** Begin Information shown **

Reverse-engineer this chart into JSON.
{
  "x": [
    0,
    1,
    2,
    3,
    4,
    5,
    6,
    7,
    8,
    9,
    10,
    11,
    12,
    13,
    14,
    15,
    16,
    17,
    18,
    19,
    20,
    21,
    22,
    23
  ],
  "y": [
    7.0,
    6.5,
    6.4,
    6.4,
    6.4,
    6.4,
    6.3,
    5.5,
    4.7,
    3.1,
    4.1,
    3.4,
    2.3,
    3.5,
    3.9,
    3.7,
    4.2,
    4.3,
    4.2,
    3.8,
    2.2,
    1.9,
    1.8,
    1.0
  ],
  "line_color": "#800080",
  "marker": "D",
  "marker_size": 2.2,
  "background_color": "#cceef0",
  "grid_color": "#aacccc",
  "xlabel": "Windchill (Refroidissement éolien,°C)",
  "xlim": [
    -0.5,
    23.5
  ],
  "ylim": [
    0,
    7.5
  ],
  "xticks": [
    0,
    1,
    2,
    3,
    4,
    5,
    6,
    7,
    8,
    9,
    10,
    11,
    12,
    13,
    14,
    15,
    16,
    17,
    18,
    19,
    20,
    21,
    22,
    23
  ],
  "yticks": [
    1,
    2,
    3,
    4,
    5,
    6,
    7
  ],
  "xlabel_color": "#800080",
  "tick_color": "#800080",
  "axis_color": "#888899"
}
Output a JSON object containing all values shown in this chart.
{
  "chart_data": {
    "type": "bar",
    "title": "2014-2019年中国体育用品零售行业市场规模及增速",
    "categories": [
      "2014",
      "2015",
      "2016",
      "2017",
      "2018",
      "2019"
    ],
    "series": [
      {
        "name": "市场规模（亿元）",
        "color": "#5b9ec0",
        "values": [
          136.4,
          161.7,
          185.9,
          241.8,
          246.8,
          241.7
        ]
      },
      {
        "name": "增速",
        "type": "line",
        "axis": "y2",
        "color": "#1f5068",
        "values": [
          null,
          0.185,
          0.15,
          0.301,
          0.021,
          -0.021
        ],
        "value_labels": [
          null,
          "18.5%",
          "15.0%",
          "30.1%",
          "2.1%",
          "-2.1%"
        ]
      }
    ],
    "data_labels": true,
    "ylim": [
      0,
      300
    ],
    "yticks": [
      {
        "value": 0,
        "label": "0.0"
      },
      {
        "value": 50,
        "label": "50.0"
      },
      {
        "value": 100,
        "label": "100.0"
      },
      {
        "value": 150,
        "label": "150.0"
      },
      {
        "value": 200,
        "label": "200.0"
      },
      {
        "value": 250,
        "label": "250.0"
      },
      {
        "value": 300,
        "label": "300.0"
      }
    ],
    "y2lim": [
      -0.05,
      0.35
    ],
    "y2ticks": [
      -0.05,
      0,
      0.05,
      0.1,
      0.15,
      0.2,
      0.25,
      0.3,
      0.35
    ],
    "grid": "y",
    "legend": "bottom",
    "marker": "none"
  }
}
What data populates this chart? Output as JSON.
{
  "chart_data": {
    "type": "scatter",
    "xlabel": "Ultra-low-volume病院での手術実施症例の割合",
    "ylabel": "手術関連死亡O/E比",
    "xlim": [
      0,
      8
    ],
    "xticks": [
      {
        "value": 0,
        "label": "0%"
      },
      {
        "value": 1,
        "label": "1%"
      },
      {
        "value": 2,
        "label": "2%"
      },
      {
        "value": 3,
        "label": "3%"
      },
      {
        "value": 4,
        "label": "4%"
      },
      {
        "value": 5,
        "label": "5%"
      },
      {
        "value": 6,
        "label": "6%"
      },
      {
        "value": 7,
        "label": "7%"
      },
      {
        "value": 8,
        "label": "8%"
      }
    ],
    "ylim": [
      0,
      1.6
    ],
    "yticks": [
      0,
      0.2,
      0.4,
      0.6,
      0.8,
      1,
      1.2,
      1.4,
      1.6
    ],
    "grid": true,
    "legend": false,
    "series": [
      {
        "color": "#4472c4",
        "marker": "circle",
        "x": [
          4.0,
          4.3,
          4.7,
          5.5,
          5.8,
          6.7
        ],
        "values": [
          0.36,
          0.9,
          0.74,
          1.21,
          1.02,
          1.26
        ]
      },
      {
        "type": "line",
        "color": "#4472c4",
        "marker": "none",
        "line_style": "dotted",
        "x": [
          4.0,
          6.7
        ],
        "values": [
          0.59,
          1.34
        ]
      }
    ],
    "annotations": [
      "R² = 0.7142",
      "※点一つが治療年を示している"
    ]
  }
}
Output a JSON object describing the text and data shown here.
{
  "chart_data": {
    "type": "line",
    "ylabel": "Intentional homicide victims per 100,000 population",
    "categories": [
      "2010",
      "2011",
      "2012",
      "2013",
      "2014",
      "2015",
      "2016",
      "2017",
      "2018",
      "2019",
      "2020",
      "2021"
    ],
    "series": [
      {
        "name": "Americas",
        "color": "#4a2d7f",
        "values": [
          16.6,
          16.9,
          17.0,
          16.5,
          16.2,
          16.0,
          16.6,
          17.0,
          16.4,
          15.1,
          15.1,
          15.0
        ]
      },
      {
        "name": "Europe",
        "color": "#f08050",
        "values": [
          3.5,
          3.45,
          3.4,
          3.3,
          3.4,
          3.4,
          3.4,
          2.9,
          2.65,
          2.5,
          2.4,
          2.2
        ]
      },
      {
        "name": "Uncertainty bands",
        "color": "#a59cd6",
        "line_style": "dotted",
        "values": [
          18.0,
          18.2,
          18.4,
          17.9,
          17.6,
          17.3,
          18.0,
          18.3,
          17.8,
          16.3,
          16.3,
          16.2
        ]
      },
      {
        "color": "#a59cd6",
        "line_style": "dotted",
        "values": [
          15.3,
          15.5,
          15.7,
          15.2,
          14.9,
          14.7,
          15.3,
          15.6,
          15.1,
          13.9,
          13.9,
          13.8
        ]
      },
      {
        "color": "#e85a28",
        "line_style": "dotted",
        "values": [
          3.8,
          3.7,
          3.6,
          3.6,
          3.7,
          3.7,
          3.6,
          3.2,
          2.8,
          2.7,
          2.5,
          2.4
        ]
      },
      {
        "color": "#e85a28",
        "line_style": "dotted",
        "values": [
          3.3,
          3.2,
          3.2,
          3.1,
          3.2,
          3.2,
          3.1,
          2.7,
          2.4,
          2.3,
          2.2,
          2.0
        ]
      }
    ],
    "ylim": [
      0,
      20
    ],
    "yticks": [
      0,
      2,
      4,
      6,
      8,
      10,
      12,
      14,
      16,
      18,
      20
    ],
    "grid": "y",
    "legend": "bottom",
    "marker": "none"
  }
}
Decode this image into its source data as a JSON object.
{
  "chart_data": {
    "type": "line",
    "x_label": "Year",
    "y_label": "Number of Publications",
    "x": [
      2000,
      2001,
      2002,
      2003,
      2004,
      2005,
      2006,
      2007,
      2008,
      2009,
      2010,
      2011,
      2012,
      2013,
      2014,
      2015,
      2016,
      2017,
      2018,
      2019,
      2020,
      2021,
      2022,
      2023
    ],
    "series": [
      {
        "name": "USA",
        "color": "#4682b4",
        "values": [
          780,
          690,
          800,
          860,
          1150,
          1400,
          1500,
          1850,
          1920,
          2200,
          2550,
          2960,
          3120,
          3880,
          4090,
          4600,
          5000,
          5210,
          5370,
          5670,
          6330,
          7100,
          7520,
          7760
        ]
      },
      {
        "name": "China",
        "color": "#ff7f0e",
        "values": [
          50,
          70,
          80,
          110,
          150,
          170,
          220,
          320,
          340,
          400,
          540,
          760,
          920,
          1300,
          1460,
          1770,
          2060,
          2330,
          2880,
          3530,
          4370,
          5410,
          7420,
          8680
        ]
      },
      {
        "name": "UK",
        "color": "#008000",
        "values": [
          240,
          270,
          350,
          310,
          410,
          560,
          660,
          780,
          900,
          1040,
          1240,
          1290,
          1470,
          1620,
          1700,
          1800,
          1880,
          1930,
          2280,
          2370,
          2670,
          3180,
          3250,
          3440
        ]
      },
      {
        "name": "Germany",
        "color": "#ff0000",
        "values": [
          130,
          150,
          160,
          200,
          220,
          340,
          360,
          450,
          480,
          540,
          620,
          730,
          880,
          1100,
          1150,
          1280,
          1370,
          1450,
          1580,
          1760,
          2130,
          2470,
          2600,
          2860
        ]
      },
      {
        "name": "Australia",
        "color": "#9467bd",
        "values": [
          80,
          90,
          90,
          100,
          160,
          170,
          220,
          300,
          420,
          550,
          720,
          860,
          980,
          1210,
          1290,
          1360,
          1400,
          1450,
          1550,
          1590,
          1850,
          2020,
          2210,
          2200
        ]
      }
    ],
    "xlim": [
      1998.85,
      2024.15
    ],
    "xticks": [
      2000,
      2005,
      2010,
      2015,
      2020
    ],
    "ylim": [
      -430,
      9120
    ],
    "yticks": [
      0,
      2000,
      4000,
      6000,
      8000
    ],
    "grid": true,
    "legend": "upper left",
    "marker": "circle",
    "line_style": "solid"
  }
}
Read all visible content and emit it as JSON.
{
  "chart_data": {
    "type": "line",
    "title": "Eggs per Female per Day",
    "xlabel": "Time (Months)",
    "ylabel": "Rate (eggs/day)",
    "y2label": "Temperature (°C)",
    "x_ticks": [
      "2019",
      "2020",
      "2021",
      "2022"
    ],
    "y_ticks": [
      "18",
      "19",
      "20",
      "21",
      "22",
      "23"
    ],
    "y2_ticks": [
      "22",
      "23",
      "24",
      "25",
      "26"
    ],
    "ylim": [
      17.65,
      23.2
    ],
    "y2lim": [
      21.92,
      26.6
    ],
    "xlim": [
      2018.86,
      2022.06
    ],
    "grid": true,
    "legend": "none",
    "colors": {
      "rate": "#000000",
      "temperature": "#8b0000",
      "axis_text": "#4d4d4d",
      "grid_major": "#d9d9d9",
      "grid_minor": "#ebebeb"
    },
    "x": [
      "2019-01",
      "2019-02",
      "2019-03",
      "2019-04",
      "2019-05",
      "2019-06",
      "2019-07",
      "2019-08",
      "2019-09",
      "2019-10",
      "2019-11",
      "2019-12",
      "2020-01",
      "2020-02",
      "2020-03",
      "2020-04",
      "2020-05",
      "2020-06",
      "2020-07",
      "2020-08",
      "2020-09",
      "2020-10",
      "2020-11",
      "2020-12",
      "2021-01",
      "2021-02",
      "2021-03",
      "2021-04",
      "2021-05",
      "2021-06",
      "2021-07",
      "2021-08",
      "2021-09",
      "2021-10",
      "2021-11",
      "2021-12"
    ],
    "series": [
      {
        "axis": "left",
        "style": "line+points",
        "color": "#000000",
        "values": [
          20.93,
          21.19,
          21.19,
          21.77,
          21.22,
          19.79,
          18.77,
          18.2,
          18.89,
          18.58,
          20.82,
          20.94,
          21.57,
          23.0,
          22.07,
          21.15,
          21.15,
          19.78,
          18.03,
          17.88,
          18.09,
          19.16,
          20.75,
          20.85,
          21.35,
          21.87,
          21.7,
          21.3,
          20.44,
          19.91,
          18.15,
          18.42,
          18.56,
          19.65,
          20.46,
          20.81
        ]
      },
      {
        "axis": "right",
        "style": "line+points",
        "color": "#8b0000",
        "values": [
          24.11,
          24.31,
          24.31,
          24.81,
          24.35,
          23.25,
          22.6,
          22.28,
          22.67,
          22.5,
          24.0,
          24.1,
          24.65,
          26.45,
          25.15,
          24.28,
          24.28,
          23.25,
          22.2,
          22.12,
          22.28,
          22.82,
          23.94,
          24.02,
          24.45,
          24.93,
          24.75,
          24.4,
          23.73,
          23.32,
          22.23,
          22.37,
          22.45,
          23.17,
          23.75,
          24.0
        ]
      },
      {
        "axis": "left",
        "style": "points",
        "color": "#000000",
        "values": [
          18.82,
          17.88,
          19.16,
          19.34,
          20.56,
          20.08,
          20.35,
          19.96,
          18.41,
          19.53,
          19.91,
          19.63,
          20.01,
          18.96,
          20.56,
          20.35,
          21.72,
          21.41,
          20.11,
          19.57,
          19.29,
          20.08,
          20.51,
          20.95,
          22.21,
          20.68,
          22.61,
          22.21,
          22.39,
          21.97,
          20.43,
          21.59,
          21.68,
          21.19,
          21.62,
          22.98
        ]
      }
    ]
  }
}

** End Information shown **

**Problem requirements:** Determine how many lines of the data contain the word "this", and reply with that number only.

**Exercise output:** 4